[Exercise] From the listing below, extract every line containing "seven".

Extracted data entries:
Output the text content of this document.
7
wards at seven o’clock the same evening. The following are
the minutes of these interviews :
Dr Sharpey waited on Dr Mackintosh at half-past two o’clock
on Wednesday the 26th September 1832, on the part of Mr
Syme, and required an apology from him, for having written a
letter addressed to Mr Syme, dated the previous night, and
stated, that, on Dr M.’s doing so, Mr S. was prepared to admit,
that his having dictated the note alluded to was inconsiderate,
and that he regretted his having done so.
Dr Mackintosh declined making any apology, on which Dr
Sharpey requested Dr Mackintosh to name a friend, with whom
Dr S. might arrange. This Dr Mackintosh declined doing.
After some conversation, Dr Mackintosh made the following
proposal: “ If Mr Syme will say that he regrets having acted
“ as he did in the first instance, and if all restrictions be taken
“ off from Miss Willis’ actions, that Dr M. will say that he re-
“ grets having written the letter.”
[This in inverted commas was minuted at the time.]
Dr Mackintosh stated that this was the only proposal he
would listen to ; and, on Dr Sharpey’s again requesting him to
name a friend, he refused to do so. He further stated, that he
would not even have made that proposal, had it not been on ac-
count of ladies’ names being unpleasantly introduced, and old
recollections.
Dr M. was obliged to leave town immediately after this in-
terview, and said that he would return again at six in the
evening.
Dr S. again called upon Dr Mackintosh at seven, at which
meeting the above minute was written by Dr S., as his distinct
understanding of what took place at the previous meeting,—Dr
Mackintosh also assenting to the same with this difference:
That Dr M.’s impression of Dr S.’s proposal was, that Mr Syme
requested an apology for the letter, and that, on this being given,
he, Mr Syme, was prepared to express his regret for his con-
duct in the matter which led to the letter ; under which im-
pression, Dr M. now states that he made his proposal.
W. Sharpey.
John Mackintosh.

[Output for this exercise]
wards at seven o’clock the same evening. The following are
Dr S. again called upon Dr Mackintosh at seven, at which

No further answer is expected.